*APPLY WHAT YOU READ:*
1. Answer these questions about the summary of the missing data imputation study, each with a short answer:
(a) Which three areas of science does the summary list?
(b) Which existing methods does the background say can introduce systematic bias?
(c) How was the conditional probability density estimated?
2. Continue the summary of the missing data imputation study, starting after its last line.

*SOURCE PASSAGE:*
********************

Missing data imputation using utility-based regression and sampling approaches | JoVE Visualize

Area of Science:

Statistics
Machine Learning
Clinical Trials

Background:

Missing data, particularly missing not at random (MNAR), poses a significant challenge in scientific experiments and clinical trials.
Standard regression error measures are inadequate for imbalanced learning problems common with MNAR data, especially in clinical settings with extreme values.
Existing methods like random forests and multiple imputation can introduce systematic bias, underestimating key statistical measures when data is MNAR.

Purpose of the Study:

To develop and evaluate a hybrid imbalanced learning approach for handling MNAR data in cross-sectional clinical trial settings.
To address the limitations of standard predictive error measures in regression for imbalanced datasets.
To mitigate the systematic bias observed in conventional methods when dealing with MNAR data.

Main Methods:

Investigated hybrid imbalanced learning combining utility-based regression (UBR) with synthetic minority oversampling technique for regression (SMOTER).
UBR was employed to optimize the product of conditional probability density (estimated via quantile regression forests) and a utility function.
SMOTER was utilized to oversample relevant rare cases, enhancing the model's ability to handle imbalanced data.

********************

*INFORMATION SHOWN:*
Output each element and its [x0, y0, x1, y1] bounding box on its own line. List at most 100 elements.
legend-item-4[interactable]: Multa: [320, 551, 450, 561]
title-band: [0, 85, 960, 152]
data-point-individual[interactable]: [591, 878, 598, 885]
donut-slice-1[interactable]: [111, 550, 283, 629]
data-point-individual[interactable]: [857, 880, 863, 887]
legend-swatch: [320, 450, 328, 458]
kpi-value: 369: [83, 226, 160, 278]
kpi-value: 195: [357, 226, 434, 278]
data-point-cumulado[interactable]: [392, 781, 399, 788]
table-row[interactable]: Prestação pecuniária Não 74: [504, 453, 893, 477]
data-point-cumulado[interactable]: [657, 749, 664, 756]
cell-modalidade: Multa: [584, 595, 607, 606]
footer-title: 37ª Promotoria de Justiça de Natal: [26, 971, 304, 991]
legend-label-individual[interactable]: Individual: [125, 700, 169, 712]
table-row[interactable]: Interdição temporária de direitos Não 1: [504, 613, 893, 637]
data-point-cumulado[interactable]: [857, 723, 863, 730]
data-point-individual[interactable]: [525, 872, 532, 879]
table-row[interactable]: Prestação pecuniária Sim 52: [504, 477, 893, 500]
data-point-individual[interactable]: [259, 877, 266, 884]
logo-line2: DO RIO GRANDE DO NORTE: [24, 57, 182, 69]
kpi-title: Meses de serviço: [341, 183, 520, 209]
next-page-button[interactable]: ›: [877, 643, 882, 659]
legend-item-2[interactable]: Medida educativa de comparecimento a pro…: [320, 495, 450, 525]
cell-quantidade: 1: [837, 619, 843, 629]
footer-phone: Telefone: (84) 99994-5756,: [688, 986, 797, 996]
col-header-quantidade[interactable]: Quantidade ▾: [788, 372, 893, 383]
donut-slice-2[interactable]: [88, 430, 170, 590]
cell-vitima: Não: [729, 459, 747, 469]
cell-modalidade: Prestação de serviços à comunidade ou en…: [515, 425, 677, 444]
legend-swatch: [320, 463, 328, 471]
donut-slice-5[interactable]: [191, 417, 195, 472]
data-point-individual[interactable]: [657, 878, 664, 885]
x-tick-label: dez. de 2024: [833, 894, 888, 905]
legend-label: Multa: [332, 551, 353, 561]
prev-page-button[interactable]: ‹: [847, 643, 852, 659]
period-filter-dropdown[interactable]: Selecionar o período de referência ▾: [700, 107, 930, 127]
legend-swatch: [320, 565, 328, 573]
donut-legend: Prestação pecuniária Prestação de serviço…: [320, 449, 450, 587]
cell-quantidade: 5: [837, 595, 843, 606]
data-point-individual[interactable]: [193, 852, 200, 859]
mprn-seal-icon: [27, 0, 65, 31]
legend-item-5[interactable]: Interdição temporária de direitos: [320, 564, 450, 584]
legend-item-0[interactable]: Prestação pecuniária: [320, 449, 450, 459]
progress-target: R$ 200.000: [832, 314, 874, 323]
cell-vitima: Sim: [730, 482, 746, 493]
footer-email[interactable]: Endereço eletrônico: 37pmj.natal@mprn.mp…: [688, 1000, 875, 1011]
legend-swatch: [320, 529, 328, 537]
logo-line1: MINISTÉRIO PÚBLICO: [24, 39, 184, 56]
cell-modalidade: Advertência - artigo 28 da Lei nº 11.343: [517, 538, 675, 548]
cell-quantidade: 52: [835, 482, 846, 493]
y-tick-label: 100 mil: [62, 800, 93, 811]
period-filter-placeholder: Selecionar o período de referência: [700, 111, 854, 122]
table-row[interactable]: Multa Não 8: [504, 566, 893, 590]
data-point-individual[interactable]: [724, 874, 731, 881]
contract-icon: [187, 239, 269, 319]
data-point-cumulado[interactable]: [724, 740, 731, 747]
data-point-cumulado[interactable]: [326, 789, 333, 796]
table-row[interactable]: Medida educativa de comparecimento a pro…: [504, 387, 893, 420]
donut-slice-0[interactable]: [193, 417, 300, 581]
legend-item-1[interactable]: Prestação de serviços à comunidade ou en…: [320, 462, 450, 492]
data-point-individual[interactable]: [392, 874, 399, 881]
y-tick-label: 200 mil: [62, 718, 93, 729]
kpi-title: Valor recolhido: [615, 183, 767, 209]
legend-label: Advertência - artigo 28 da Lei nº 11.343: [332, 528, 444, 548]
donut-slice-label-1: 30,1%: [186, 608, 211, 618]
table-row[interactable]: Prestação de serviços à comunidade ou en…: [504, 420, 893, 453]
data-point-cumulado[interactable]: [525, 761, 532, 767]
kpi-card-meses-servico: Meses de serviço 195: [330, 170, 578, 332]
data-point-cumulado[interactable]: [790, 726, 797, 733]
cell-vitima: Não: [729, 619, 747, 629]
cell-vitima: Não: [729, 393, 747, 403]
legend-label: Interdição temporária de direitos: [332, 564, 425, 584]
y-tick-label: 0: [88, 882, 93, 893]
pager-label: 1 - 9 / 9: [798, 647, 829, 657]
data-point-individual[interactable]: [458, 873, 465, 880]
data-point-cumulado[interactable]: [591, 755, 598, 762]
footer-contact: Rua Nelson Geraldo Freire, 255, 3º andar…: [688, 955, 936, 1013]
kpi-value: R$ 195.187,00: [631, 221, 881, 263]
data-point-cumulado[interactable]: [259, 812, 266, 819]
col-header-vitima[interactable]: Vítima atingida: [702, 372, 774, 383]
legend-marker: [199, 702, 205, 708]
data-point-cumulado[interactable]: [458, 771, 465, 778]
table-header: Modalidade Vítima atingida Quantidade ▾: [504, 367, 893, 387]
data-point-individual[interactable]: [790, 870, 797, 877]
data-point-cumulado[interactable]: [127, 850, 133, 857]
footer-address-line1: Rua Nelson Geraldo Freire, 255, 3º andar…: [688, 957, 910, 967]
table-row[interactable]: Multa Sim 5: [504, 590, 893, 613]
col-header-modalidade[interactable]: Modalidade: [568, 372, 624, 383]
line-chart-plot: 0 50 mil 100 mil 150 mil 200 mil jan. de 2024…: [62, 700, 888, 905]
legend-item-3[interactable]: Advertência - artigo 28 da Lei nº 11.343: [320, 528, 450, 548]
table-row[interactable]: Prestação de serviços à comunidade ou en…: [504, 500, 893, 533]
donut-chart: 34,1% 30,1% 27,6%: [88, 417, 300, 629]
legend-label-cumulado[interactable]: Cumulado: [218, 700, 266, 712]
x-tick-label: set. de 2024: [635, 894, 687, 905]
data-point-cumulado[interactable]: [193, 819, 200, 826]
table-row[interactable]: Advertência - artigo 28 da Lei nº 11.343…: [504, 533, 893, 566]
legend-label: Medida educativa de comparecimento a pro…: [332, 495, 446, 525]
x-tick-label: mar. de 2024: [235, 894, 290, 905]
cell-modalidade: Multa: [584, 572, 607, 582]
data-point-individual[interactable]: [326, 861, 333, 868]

********************

*TASK RESULTS:*
1.
(a) Statistics, Machine Learning, and Clinical Trials
(b) Random forests and multiple imputation
(c) Via quantile regression forests

2.
Main Results:

Simulations demonstrated that the proposed hybrid method yields plausible predictions and significantly reduces bias in realistic MNAR data scenarios.
Compared to standard approaches (random forests, multiple imputation), the proposed method showed superior performance in mitigating systematic bias.
Application to an antidepressant clinical trial dataset confirmed the systematic bias in conventional methods and the effectiveness of the proposed approach.

Conclusions:

The proposed hybrid imbalanced learning strategy effectively handles missing not at random data in clinical trials.
Utility-based learning offers a promising avenue for improving the analysis of clinical trial data with missing values.
Integration of utility-based learning strategies is encouraged for more accurate and less biased analyses in clinical research.